SOURCE DOCUMENT ▸
[Start of section]

I recently started using yelp.com extensively because their google map search mashup is so damn handy. When I’m trying to find a place that I know is in a general area I find it’s the quickest way to find things. The reviews are usually pretty good too.
I started writing brief reviews on yelp and thought I should add it to awardtour. So you should now see a new section on the main page’s sidebar entitled “seattle reviews”. It shows my 3 latest reviews and the rating I gave the place. I initially thought that adding this should be pretty simple, “there must me a wordpress plugin to source an rss feed”. Well, there is but there were problems at every turn.
Fair warning, what follows is a very nerdy explanation of the problems I had. If you don’t know what xlst is or care about HTTP response codes, then you might want to stop reading and trust me when I say that it took more effort than need be.

[End of section]

WHAT IS BEING ASKED ▸ Extract the passage of the post about adding Yelp reviews to a sidebar starting with "I started writing" and going on through "at every turn.", reproducing it word for word.

LISTED ENTRIES ▸
[Start of section]

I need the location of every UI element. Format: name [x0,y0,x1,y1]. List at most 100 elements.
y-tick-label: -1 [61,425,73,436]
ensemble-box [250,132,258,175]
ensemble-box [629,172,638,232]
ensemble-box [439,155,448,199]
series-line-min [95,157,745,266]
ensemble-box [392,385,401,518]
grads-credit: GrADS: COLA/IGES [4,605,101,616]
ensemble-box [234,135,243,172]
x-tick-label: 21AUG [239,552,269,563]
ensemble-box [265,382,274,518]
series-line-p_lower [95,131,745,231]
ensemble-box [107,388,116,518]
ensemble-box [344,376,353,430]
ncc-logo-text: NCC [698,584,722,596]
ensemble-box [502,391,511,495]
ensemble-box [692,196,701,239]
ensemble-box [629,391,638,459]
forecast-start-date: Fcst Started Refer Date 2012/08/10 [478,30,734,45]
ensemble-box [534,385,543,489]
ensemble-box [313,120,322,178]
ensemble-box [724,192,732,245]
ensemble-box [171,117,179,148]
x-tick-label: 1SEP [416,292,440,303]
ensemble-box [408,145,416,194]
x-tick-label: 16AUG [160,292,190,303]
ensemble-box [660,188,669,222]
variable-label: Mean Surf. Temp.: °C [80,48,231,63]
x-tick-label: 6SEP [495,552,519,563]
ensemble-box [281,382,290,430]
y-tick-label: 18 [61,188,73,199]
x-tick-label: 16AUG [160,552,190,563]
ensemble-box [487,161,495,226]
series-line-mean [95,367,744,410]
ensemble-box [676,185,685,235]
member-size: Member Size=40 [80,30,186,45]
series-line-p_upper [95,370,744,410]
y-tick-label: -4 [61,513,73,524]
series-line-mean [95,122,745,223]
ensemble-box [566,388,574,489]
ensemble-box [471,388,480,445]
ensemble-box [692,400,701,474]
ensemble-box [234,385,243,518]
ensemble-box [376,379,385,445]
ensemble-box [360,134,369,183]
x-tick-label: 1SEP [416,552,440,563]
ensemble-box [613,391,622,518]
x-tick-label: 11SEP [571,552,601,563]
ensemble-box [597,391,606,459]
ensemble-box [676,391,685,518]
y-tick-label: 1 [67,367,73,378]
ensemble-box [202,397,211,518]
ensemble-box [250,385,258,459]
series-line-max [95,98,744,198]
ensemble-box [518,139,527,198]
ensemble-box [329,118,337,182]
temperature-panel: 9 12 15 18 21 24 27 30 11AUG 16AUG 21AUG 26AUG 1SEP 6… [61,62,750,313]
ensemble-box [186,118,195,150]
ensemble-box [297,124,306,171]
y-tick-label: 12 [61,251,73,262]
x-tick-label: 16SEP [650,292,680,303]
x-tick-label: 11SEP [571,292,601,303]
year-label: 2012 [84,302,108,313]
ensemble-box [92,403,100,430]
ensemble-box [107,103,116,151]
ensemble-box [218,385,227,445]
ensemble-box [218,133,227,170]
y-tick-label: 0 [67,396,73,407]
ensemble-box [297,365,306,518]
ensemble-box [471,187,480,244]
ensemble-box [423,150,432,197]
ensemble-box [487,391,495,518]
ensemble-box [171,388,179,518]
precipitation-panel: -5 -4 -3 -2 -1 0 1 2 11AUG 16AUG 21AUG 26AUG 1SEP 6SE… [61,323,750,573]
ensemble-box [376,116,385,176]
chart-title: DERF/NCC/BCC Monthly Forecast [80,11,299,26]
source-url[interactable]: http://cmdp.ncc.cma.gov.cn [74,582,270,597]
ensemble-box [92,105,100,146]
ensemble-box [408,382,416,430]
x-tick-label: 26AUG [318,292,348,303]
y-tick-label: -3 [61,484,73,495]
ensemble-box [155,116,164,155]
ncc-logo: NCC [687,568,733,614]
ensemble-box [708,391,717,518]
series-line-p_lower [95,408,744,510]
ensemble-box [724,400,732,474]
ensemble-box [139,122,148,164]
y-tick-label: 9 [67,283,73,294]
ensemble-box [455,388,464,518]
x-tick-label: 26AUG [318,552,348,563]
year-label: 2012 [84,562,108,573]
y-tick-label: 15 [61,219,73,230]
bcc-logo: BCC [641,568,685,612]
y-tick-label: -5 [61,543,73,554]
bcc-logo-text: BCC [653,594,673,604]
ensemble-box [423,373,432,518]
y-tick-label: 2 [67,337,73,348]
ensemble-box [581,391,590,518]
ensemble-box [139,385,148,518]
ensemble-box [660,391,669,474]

[End of section]

SOLUTION FOR THIS EXERCISE ▸
I started writing brief reviews on yelp and thought I should add it to awardtour. So you should now see a new section on the main page’s sidebar entitled “seattle reviews”. It shows my 3 latest reviews and the rating I gave the place. I initially thought that adding this should be pretty simple, “there must me a wordpress plugin to source an rss feed”. Well, there is but there were problems at every turn.